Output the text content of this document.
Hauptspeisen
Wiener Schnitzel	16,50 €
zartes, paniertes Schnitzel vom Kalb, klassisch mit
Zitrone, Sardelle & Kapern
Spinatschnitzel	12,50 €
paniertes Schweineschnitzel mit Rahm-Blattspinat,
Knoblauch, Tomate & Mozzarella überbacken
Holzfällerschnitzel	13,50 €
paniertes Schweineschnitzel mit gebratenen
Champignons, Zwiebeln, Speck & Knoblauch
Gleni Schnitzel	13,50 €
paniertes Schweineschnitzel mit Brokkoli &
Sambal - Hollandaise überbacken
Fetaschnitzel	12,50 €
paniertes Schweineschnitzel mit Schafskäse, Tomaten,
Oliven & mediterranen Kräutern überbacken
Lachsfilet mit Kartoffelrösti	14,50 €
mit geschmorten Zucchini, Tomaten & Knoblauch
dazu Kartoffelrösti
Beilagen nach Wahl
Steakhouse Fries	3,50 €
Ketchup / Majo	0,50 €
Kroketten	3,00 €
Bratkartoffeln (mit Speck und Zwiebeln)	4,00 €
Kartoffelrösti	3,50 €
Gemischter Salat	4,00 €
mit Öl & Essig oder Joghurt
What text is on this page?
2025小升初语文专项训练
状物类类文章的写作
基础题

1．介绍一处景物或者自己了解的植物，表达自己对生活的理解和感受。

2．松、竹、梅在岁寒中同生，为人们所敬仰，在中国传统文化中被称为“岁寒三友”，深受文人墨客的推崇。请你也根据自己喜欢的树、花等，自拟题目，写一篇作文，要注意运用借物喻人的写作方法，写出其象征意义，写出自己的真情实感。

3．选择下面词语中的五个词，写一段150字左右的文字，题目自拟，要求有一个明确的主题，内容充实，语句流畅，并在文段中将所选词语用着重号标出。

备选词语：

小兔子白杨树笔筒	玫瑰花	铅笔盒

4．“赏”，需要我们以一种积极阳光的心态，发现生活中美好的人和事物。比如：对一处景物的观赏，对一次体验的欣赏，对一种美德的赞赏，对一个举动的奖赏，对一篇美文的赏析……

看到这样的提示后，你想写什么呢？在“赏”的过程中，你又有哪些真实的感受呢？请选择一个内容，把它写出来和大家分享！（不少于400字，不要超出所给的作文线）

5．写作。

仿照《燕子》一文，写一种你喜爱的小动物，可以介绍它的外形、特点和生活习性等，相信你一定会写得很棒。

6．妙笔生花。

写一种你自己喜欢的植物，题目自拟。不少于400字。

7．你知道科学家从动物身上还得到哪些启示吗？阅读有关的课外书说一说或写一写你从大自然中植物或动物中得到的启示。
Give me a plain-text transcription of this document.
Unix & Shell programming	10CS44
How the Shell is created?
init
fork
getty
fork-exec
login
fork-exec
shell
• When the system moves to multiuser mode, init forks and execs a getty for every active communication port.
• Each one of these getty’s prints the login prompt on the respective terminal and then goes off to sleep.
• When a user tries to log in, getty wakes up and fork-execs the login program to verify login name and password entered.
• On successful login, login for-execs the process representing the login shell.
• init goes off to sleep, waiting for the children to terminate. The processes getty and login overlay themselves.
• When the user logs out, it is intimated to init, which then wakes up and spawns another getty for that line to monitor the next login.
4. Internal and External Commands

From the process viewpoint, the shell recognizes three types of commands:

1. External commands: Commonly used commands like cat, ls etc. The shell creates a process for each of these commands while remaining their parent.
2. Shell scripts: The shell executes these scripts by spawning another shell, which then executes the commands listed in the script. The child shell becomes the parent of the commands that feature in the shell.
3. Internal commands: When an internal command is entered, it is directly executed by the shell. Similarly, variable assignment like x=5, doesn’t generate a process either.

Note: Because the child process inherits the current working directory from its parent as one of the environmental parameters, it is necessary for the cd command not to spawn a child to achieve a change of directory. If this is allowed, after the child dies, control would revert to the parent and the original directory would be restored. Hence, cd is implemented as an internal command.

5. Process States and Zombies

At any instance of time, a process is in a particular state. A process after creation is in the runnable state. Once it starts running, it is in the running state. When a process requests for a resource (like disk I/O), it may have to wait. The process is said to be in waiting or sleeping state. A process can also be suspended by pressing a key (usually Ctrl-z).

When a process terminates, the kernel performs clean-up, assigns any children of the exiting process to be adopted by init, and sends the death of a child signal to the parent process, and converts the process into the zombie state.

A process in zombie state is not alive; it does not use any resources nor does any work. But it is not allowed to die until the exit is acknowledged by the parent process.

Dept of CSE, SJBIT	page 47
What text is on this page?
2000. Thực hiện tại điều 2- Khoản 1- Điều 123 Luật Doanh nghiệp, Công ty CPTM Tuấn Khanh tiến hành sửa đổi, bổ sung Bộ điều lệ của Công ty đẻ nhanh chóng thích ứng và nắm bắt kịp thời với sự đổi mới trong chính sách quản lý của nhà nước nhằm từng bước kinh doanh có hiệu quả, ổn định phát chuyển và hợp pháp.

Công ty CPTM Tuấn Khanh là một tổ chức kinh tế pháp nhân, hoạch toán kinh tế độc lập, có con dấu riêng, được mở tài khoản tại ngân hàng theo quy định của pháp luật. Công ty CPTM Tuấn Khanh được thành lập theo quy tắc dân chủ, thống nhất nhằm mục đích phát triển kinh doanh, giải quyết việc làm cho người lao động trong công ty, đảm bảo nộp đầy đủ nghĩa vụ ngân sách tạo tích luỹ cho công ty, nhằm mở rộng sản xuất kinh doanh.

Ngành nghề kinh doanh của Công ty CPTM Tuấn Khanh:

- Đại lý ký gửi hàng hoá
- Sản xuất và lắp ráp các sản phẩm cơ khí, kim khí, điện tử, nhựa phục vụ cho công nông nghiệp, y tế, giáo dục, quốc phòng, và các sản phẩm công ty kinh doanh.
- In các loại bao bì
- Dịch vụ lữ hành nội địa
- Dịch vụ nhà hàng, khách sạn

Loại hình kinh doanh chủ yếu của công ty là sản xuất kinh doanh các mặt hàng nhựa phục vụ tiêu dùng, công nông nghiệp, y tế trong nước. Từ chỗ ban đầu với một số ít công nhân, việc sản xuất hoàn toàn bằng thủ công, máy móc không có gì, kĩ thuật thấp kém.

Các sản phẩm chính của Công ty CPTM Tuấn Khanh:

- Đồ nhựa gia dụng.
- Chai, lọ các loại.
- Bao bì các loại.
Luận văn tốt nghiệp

**REQUIRED WORK**:
The entries above must be returned in full, exactly as shown.

**WRITTEN SOLUTION**:
Output the text content of this document.
Hauptspeisen
Wiener Schnitzel	16,50 €
zartes, paniertes Schnitzel vom Kalb, klassisch mit
Zitrone, Sardelle & Kapern
Spinatschnitzel	12,50 €
paniertes Schweineschnitzel mit Rahm-Blattspinat,
Knoblauch, Tomate & Mozzarella überbacken
Holzfällerschnitzel	13,50 €
paniertes Schweineschnitzel mit gebratenen
Champignons, Zwiebeln, Speck & Knoblauch
Gleni Schnitzel	13,50 €
paniertes Schweineschnitzel mit Brokkoli &
Sambal - Hollandaise überbacken
Fetaschnitzel	12,50 €
paniertes Schweineschnitzel mit Schafskäse, Tomaten,
Oliven & mediterranen Kräutern überbacken
Lachsfilet mit Kartoffelrösti	14,50 €
mit geschmorten Zucchini, Tomaten & Knoblauch
dazu Kartoffelrösti
Beilagen nach Wahl
Steakhouse Fries	3,50 €
Ketchup / Majo	0,50 €
Kroketten	3,00 €
Bratkartoffeln (mit Speck und Zwiebeln)	4,00 €
Kartoffelrösti	3,50 €
Gemischter Salat	4,00 €
mit Öl & Essig oder Joghurt
What text is on this page?
2025小升初语文专项训练
状物类类文章的写作
基础题

1．介绍一处景物或者自己了解的植物，表达自己对生活的理解和感受。

2．松、竹、梅在岁寒中同生，为人们所敬仰，在中国传统文化中被称为“岁寒三友”，深受文人墨客的推崇。请你也根据自己喜欢的树、花等，自拟题目，写一篇作文，要注意运用借物喻人的写作方法，写出其象征意义，写出自己的真情实感。

3．选择下面词语中的五个词，写一段150字左右的文字，题目自拟，要求有一个明确的主题，内容充实，语句流畅，并在文段中将所选词语用着重号标出。

备选词语：

小兔子白杨树笔筒	玫瑰花	铅笔盒

4．“赏”，需要我们以一种积极阳光的心态，发现生活中美好的人和事物。比如：对一处景物的观赏，对一次体验的欣赏，对一种美德的赞赏，对一个举动的奖赏，对一篇美文的赏析……

看到这样的提示后，你想写什么呢？在“赏”的过程中，你又有哪些真实的感受呢？请选择一个内容，把它写出来和大家分享！（不少于400字，不要超出所给的作文线）

5．写作。

仿照《燕子》一文，写一种你喜爱的小动物，可以介绍它的外形、特点和生活习性等，相信你一定会写得很棒。

6．妙笔生花。

写一种你自己喜欢的植物，题目自拟。不少于400字。

7．你知道科学家从动物身上还得到哪些启示吗？阅读有关的课外书说一说或写一写你从大自然中植物或动物中得到的启示。
Give me a plain-text transcription of this document.
Unix & Shell programming	10CS44
How the Shell is created?
init
fork
getty
fork-exec
login
fork-exec
shell
• When the system moves to multiuser mode, init forks and execs a getty for every active communication port.
• Each one of these getty’s prints the login prompt on the respective terminal and then goes off to sleep.
• When a user tries to log in, getty wakes up and fork-execs the login program to verify login name and password entered.
• On successful login, login for-execs the process representing the login shell.
• init goes off to sleep, waiting for the children to terminate. The processes getty and login overlay themselves.
• When the user logs out, it is intimated to init, which then wakes up and spawns another getty for that line to monitor the next login.
4. Internal and External Commands

From the process viewpoint, the shell recognizes three types of commands:

1. External commands: Commonly used commands like cat, ls etc. The shell creates a process for each of these commands while remaining their parent.
2. Shell scripts: The shell executes these scripts by spawning another shell, which then executes the commands listed in the script. The child shell becomes the parent of the commands that feature in the shell.
3. Internal commands: When an internal command is entered, it is directly executed by the shell. Similarly, variable assignment like x=5, doesn’t generate a process either.

Note: Because the child process inherits the current working directory from its parent as one of the environmental parameters, it is necessary for the cd command not to spawn a child to achieve a change of directory. If this is allowed, after the child dies, control would revert to the parent and the original directory would be restored. Hence, cd is implemented as an internal command.

5. Process States and Zombies

At any instance of time, a process is in a particular state. A process after creation is in the runnable state. Once it starts running, it is in the running state. When a process requests for a resource (like disk I/O), it may have to wait. The process is said to be in waiting or sleeping state. A process can also be suspended by pressing a key (usually Ctrl-z).

When a process terminates, the kernel performs clean-up, assigns any children of the exiting process to be adopted by init, and sends the death of a child signal to the parent process, and converts the process into the zombie state.

A process in zombie state is not alive; it does not use any resources nor does any work. But it is not allowed to die until the exit is acknowledged by the parent process.

Dept of CSE, SJBIT	page 47
What text is on this page?
2000. Thực hiện tại điều 2- Khoản 1- Điều 123 Luật Doanh nghiệp, Công ty CPTM Tuấn Khanh tiến hành sửa đổi, bổ sung Bộ điều lệ của Công ty đẻ nhanh chóng thích ứng và nắm bắt kịp thời với sự đổi mới trong chính sách quản lý của nhà nước nhằm từng bước kinh doanh có hiệu quả, ổn định phát chuyển và hợp pháp.

Công ty CPTM Tuấn Khanh là một tổ chức kinh tế pháp nhân, hoạch toán kinh tế độc lập, có con dấu riêng, được mở tài khoản tại ngân hàng theo quy định của pháp luật. Công ty CPTM Tuấn Khanh được thành lập theo quy tắc dân chủ, thống nhất nhằm mục đích phát triển kinh doanh, giải quyết việc làm cho người lao động trong công ty, đảm bảo nộp đầy đủ nghĩa vụ ngân sách tạo tích luỹ cho công ty, nhằm mở rộng sản xuất kinh doanh.

Ngành nghề kinh doanh của Công ty CPTM Tuấn Khanh:

- Đại lý ký gửi hàng hoá
- Sản xuất và lắp ráp các sản phẩm cơ khí, kim khí, điện tử, nhựa phục vụ cho công nông nghiệp, y tế, giáo dục, quốc phòng, và các sản phẩm công ty kinh doanh.
- In các loại bao bì
- Dịch vụ lữ hành nội địa
- Dịch vụ nhà hàng, khách sạn

Loại hình kinh doanh chủ yếu của công ty là sản xuất kinh doanh các mặt hàng nhựa phục vụ tiêu dùng, công nông nghiệp, y tế trong nước. Từ chỗ ban đầu với một số ít công nhân, việc sản xuất hoàn toàn bằng thủ công, máy móc không có gì, kĩ thuật thấp kém.

Các sản phẩm chính của Công ty CPTM Tuấn Khanh:

- Đồ nhựa gia dụng.
- Chai, lọ các loại.
- Bao bì các loại.
Luận văn tốt nghiệp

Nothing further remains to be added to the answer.